Read the data and repeat it in full, exactly.

Data extracted from a collection
= = = =

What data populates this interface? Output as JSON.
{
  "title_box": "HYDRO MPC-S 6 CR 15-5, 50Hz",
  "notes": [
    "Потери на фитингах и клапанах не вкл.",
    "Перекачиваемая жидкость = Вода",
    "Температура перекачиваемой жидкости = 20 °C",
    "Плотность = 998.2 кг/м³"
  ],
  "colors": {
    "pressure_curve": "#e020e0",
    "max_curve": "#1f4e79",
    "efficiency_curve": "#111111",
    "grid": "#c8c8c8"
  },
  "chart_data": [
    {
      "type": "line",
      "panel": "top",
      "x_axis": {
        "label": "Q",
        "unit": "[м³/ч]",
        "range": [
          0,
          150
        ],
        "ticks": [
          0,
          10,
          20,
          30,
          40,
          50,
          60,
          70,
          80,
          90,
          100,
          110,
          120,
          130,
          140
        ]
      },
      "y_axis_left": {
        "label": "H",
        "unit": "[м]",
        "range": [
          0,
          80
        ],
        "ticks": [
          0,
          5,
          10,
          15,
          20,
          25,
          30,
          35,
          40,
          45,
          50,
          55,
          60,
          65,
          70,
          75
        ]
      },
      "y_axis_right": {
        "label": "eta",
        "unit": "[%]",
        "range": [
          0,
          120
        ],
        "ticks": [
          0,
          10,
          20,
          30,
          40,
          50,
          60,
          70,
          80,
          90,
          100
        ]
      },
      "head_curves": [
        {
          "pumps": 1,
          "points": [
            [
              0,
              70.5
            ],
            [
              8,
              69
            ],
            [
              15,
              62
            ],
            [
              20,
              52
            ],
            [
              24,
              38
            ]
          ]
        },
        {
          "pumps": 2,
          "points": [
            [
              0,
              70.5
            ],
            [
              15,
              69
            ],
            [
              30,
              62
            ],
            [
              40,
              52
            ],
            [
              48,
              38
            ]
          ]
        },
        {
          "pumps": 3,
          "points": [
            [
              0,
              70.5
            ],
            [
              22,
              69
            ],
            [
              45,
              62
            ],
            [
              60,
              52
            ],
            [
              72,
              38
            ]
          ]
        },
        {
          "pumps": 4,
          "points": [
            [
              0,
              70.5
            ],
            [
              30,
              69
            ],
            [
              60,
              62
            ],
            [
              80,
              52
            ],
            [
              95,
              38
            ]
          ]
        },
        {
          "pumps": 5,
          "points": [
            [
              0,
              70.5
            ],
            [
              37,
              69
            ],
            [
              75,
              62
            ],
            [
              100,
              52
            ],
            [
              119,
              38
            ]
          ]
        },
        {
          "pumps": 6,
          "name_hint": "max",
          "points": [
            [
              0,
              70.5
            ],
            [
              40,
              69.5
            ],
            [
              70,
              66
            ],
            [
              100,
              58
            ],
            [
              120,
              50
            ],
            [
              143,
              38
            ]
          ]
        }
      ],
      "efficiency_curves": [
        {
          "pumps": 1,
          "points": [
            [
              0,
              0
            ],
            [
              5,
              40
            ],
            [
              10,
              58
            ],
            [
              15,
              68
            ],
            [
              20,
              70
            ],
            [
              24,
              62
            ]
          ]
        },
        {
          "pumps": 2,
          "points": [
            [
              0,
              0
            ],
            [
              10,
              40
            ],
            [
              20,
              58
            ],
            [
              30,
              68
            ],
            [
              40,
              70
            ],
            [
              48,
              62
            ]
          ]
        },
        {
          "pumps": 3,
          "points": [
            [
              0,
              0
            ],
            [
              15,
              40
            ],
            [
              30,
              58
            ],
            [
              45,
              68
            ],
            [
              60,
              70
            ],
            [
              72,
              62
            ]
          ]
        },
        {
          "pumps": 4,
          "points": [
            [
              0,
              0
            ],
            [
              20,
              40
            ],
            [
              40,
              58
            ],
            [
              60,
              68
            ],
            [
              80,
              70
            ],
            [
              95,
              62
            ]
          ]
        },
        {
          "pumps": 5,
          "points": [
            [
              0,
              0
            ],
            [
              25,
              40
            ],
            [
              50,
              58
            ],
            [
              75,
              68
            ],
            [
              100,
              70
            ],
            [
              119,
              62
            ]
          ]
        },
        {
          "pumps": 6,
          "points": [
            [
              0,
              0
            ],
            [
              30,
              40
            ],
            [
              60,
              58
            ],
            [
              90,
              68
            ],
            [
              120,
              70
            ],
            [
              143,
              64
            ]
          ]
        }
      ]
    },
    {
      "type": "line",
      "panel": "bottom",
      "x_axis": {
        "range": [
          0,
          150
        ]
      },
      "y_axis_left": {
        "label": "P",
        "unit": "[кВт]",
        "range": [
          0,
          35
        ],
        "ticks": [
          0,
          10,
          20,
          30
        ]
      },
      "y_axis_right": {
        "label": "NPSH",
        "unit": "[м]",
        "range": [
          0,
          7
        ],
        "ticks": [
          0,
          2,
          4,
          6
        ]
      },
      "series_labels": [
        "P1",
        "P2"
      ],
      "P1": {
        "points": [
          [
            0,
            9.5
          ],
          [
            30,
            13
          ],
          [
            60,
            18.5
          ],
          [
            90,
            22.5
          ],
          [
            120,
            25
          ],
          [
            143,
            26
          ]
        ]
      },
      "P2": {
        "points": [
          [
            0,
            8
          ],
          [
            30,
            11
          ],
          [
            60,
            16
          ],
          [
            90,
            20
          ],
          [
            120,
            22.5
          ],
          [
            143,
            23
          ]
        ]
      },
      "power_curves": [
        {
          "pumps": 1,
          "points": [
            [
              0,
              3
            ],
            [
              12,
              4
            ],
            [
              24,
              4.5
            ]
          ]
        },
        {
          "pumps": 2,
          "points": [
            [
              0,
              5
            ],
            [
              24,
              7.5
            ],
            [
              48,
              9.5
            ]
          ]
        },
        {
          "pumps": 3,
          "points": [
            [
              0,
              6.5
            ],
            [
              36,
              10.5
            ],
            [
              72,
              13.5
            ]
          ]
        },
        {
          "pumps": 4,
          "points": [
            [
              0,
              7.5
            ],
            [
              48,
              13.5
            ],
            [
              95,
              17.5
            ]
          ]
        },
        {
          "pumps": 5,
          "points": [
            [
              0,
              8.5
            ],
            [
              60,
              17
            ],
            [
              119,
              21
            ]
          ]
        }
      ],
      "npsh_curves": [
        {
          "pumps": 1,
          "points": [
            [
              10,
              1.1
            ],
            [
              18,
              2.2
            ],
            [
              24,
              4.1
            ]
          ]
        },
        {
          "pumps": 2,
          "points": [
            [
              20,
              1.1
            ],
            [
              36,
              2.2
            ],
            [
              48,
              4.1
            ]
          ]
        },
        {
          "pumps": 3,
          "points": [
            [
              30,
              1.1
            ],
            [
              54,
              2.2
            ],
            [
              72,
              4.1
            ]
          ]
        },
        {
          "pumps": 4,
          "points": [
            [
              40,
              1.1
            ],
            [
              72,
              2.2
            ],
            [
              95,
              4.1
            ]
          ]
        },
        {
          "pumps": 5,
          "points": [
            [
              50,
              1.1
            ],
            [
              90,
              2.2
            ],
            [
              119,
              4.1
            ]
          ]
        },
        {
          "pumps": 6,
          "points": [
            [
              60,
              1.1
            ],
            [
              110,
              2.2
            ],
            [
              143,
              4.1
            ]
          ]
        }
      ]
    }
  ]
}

= = = =

--- WRITTEN RESPONSE ---
What data populates this interface? Output as JSON.
{
  "title_box": "HYDRO MPC-S 6 CR 15-5, 50Hz",
  "notes": [
    "Потери на фитингах и клапанах не вкл.",
    "Перекачиваемая жидкость = Вода",
    "Температура перекачиваемой жидкости = 20 °C",
    "Плотность = 998.2 кг/м³"
  ],
  "colors": {
    "pressure_curve": "#e020e0",
    "max_curve": "#1f4e79",
    "efficiency_curve": "#111111",
    "grid": "#c8c8c8"
  },
  "chart_data": [
    {
      "type": "line",
      "panel": "top",
      "x_axis": {
        "label": "Q",
        "unit": "[м³/ч]",
        "range": [
          0,
          150
        ],
        "ticks": [
          0,
          10,
          20,
          30,
          40,
          50,
          60,
          70,
          80,
          90,
          100,
          110,
          120,
          130,
          140
        ]
      },
      "y_axis_left": {
        "label": "H",
        "unit": "[м]",
        "range": [
          0,
          80
        ],
        "ticks": [
          0,
          5,
          10,
          15,
          20,
          25,
          30,
          35,
          40,
          45,
          50,
          55,
          60,
          65,
          70,
          75
        ]
      },
      "y_axis_right": {
        "label": "eta",
        "unit": "[%]",
        "range": [
          0,
          120
        ],
        "ticks": [
          0,
          10,
          20,
          30,
          40,
          50,
          60,
          70,
          80,
          90,
          100
        ]
      },
      "head_curves": [
        {
          "pumps": 1,
          "points": [
            [
              0,
              70.5
            ],
            [
              8,
              69
            ],
            [
              15,
              62
            ],
            [
              20,
              52
            ],
            [
              24,
              38
            ]
          ]
        },
        {
          "pumps": 2,
          "points": [
            [
              0,
              70.5
            ],
            [
              15,
              69
            ],
            [
              30,
              62
            ],
            [
              40,
              52
            ],
            [
              48,
              38
            ]
          ]
        },
        {
          "pumps": 3,
          "points": [
            [
              0,
              70.5
            ],
            [
              22,
              69
            ],
            [
              45,
              62
            ],
            [
              60,
              52
            ],
            [
              72,
              38
            ]
          ]
        },
        {
          "pumps": 4,
          "points": [
            [
              0,
              70.5
            ],
            [
              30,
              69
            ],
            [
              60,
              62
            ],
            [
              80,
              52
            ],
            [
              95,
              38
            ]
          ]
        },
        {
          "pumps": 5,
          "points": [
            [
              0,
              70.5
            ],
            [
              37,
              69
            ],
            [
              75,
              62
            ],
            [
              100,
              52
            ],
            [
              119,
              38
            ]
          ]
        },
        {
          "pumps": 6,
          "name_hint": "max",
          "points": [
            [
              0,
              70.5
            ],
            [
              40,
              69.5
            ],
            [
              70,
              66
            ],
            [
              100,
              58
            ],
            [
              120,
              50
            ],
            [
              143,
              38
            ]
          ]
        }
      ],
      "efficiency_curves": [
        {
          "pumps": 1,
          "points": [
            [
              0,
              0
            ],
            [
              5,
              40
            ],
            [
              10,
              58
            ],
            [
              15,
              68
            ],
            [
              20,
              70
            ],
            [
              24,
              62
            ]
          ]
        },
        {
          "pumps": 2,
          "points": [
            [
              0,
              0
            ],
            [
              10,
              40
            ],
            [
              20,
              58
            ],
            [
              30,
              68
            ],
            [
              40,
              70
            ],
            [
              48,
              62
            ]
          ]
        },
        {
          "pumps": 3,
          "points": [
            [
              0,
              0
            ],
            [
              15,
              40
            ],
            [
              30,
              58
            ],
            [
              45,
              68
            ],
            [
              60,
              70
            ],
            [
              72,
              62
            ]
          ]
        },
        {
          "pumps": 4,
          "points": [
            [
              0,
              0
            ],
            [
              20,
              40
            ],
            [
              40,
              58
            ],
            [
              60,
              68
            ],
            [
              80,
              70
            ],
            [
              95,
              62
            ]
          ]
        },
        {
          "pumps": 5,
          "points": [
            [
              0,
              0
            ],
            [
              25,
              40
            ],
            [
              50,
              58
            ],
            [
              75,
              68
            ],
            [
              100,
              70
            ],
            [
              119,
              62
            ]
          ]
        },
        {
          "pumps": 6,
          "points": [
            [
              0,
              0
            ],
            [
              30,
              40
            ],
            [
              60,
              58
            ],
            [
              90,
              68
            ],
            [
              120,
              70
            ],
            [
              143,
              64
            ]
          ]
        }
      ]
    },
    {
      "type": "line",
      "panel": "bottom",
      "x_axis": {
        "range": [
          0,
          150
        ]
      },
      "y_axis_left": {
        "label": "P",
        "unit": "[кВт]",
        "range": [
          0,
          35
        ],
        "ticks": [
          0,
          10,
          20,
          30
        ]
      },
      "y_axis_right": {
        "label": "NPSH",
        "unit": "[м]",
        "range": [
          0,
          7
        ],
        "ticks": [
          0,
          2,
          4,
          6
        ]
      },
      "series_labels": [
        "P1",
        "P2"
      ],
      "P1": {
        "points": [
          [
            0,
            9.5
          ],
          [
            30,
            13
          ],
          [
            60,
            18.5
          ],
          [
            90,
            22.5
          ],
          [
            120,
            25
          ],
          [
            143,
            26
          ]
        ]
      },
      "P2": {
        "points": [
          [
            0,
            8
          ],
          [
            30,
            11
          ],
          [
            60,
            16
          ],
          [
            90,
            20
          ],
          [
            120,
            22.5
          ],
          [
            143,
            23
          ]
        ]
      },
      "power_curves": [
        {
          "pumps": 1,
          "points": [
            [
              0,
              3
            ],
            [
              12,
              4
            ],
            [
              24,
              4.5
            ]
          ]
        },
        {
          "pumps": 2,
          "points": [
            [
              0,
              5
            ],
            [
              24,
              7.5
            ],
            [
              48,
              9.5
            ]
          ]
        },
        {
          "pumps": 3,
          "points": [
            [
              0,
              6.5
            ],
            [
              36,
              10.5
            ],
            [
              72,
              13.5
            ]
          ]
        },
        {
          "pumps": 4,
          "points": [
            [
              0,
              7.5
            ],
            [
              48,
              13.5
            ],
            [
              95,
              17.5
            ]
          ]
        },
        {
          "pumps": 5,
          "points": [
            [
              0,
              8.5
            ],
            [
              60,
              17
            ],
            [
              119,
              21
            ]
          ]
        }
      ],
      "npsh_curves": [
        {
          "pumps": 1,
          "points": [
            [
              10,
              1.1
            ],
            [
              18,
              2.2
            ],
            [
              24,
              4.1
            ]
          ]
        },
        {
          "pumps": 2,
          "points": [
            [
              20,
              1.1
            ],
            [
              36,
              2.2
            ],
            [
              48,
              4.1
            ]
          ]
        },
        {
          "pumps": 3,
          "points": [
            [
              30,
              1.1
            ],
            [
              54,
              2.2
            ],
            [
              72,
              4.1
            ]
          ]
        },
        {
          "pumps": 4,
          "points": [
            [
              40,
              1.1
            ],
            [
              72,
              2.2
            ],
            [
              95,
              4.1
            ]
          ]
        },
        {
          "pumps": 5,
          "points": [
            [
              50,
              1.1
            ],
            [
              90,
              2.2
            ],
            [
              119,
              4.1
            ]
          ]
        },
        {
          "pumps": 6,
          "points": [
            [
              60,
              1.1
            ],
            [
              110,
              2.2
            ],
            [
              143,
              4.1
            ]
          ]
        }
      ]
    }
  ]
}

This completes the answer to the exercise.